# What you should do
Report only the number of lines in this material that include "title".

# Exercise data
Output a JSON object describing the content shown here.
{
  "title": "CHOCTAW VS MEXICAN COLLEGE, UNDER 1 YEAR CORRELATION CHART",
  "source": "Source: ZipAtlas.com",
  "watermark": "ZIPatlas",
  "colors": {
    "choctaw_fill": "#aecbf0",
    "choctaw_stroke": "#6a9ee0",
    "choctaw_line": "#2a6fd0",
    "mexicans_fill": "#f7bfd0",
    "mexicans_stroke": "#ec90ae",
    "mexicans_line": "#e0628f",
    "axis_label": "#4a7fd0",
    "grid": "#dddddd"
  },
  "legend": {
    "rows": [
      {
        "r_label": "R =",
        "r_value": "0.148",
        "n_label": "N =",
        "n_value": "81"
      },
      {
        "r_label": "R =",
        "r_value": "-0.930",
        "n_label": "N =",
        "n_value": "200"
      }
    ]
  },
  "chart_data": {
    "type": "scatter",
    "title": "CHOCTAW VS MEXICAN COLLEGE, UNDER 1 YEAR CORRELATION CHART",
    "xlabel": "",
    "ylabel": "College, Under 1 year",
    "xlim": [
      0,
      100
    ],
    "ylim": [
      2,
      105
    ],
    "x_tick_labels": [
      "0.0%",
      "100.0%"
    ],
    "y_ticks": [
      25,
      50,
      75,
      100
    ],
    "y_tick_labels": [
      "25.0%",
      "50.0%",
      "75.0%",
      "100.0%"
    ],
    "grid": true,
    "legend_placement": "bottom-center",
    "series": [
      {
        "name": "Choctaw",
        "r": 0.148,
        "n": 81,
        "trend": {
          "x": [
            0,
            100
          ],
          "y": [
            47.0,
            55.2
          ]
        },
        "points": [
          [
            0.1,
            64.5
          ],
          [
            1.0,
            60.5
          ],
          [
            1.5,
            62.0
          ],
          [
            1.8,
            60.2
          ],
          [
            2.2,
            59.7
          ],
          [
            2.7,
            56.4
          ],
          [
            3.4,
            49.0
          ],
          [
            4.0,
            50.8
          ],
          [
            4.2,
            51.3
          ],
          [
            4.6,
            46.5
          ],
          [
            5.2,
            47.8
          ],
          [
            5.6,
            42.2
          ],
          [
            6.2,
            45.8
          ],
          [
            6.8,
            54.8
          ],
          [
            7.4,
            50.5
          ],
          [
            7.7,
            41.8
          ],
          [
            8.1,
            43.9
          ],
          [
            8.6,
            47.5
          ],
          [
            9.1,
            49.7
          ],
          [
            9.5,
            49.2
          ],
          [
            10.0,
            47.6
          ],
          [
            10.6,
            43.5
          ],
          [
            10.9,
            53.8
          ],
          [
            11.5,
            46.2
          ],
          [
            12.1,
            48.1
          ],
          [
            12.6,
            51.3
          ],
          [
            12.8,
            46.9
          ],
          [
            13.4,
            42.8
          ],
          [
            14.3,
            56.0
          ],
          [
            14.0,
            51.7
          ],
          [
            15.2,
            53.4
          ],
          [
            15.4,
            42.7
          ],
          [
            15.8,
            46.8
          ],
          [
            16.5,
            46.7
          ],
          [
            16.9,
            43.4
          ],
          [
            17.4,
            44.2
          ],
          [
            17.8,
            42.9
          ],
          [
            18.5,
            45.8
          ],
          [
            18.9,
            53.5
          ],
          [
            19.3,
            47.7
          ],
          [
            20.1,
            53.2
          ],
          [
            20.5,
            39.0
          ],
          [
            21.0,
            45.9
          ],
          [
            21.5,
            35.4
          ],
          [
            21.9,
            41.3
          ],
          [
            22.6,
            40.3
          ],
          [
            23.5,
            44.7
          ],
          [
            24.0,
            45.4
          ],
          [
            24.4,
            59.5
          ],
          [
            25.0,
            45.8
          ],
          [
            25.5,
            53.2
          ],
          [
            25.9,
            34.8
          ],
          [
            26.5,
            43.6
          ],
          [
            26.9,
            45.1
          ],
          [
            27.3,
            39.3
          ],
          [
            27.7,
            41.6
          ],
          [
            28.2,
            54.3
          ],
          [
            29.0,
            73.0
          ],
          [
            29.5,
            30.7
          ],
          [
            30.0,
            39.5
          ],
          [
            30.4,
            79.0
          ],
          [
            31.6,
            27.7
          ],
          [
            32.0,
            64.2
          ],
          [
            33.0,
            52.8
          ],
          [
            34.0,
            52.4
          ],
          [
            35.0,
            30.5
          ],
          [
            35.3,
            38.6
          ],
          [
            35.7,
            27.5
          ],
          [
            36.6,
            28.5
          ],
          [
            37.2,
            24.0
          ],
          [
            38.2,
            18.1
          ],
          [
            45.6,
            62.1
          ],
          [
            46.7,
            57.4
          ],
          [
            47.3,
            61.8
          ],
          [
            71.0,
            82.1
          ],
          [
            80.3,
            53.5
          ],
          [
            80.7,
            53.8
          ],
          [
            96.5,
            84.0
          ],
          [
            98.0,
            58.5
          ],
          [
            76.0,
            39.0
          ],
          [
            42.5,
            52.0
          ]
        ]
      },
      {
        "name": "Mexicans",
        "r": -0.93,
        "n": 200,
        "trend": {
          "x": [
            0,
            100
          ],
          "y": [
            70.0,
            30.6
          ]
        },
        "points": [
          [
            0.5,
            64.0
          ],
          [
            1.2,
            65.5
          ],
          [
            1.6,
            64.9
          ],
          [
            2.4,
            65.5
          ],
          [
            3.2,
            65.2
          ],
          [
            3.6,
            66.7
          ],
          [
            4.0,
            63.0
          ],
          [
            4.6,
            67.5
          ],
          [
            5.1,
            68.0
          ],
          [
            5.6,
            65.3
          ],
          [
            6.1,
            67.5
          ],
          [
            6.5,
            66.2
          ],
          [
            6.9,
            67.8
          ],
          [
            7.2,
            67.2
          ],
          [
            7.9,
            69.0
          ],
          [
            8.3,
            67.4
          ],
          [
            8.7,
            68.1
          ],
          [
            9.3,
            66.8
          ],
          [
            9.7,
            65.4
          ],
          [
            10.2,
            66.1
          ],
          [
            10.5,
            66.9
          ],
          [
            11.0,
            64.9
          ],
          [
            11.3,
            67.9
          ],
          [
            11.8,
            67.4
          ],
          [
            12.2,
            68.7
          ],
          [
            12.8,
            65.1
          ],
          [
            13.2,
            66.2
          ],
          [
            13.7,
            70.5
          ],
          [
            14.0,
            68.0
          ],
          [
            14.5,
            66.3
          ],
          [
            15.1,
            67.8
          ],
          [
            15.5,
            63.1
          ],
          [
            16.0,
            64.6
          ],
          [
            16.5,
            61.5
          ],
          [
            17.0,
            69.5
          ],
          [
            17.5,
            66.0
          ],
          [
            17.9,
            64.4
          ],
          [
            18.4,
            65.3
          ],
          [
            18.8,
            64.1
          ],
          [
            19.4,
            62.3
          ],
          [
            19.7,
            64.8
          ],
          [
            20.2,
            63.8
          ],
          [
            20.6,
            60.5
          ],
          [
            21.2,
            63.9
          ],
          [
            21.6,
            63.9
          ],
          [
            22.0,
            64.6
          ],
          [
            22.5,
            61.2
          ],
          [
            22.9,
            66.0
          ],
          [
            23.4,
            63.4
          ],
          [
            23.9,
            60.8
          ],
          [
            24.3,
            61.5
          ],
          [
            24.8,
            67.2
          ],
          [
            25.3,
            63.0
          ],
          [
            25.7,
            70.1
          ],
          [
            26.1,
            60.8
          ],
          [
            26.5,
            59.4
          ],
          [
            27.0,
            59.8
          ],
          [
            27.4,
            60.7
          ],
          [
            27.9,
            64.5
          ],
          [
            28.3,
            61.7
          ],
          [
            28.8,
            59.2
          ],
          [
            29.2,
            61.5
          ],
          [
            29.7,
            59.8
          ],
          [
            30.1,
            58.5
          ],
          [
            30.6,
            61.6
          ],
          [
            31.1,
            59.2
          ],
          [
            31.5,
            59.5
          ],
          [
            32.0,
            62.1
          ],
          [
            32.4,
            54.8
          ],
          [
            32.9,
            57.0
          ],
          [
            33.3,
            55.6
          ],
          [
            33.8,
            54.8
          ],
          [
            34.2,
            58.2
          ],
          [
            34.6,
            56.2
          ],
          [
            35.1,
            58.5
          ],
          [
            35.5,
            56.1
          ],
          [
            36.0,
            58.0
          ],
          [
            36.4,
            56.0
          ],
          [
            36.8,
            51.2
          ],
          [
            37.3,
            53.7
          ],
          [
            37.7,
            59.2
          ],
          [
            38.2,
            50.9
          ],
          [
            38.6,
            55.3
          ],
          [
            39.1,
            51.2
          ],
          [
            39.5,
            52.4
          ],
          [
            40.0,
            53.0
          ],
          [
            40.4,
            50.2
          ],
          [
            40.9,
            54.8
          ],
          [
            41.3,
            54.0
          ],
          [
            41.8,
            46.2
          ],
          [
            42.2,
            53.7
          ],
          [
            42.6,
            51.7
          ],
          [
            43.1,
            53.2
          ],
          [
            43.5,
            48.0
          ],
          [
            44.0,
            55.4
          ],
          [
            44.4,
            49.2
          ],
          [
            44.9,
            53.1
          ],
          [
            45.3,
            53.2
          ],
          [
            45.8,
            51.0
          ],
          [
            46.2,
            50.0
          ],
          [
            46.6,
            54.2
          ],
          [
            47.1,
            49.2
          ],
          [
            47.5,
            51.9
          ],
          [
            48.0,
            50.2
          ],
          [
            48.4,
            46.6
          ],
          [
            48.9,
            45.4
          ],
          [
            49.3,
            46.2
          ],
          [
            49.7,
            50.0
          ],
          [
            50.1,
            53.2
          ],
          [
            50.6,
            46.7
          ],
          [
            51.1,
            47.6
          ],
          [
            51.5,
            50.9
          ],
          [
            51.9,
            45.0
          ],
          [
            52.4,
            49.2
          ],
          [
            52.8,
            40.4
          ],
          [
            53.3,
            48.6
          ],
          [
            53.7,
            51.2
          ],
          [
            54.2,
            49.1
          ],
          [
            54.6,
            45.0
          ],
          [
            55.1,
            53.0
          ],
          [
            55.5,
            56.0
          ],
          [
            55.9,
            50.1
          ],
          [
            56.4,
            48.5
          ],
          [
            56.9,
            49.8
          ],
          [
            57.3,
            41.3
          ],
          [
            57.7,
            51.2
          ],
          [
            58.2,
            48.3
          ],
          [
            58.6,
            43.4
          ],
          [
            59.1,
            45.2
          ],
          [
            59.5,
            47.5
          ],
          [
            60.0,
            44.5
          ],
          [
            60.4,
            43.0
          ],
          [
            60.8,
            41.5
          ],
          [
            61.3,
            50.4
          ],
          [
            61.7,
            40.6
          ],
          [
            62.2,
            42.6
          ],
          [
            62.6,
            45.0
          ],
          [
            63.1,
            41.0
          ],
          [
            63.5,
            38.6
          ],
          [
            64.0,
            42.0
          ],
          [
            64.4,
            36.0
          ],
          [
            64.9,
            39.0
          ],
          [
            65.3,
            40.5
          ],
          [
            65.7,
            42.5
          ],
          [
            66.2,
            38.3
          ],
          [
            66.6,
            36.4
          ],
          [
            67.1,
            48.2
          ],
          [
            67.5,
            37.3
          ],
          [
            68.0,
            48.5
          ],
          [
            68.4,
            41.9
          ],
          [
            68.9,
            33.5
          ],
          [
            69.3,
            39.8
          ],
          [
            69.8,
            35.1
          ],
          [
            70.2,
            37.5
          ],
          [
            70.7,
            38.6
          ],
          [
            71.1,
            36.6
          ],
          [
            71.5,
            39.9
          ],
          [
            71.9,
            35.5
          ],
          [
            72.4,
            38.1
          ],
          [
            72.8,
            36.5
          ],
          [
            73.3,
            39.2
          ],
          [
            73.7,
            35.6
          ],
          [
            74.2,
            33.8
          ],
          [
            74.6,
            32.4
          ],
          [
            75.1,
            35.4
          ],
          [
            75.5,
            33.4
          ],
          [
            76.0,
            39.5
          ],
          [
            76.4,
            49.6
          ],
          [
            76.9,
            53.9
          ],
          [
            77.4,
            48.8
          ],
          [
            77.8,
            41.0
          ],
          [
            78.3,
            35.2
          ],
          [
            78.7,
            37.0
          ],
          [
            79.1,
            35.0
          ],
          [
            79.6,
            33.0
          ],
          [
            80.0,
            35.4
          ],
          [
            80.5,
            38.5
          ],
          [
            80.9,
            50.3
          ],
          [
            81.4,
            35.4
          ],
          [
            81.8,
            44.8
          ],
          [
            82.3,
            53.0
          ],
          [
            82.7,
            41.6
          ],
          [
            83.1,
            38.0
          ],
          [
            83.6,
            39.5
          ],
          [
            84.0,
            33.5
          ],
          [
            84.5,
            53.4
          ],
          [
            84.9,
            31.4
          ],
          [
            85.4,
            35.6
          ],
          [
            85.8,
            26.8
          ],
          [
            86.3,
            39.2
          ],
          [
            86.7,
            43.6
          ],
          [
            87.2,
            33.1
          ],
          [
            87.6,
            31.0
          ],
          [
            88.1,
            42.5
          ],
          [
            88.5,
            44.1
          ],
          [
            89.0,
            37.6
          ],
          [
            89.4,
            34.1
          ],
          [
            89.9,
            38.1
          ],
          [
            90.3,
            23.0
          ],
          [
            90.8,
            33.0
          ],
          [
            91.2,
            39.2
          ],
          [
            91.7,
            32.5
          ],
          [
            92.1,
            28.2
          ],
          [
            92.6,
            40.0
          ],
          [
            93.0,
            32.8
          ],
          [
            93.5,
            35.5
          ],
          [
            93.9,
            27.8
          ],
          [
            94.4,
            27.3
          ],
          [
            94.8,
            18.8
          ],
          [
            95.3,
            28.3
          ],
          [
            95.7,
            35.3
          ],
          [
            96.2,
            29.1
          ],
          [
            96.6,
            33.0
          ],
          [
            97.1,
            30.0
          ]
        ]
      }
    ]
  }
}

# The reply
2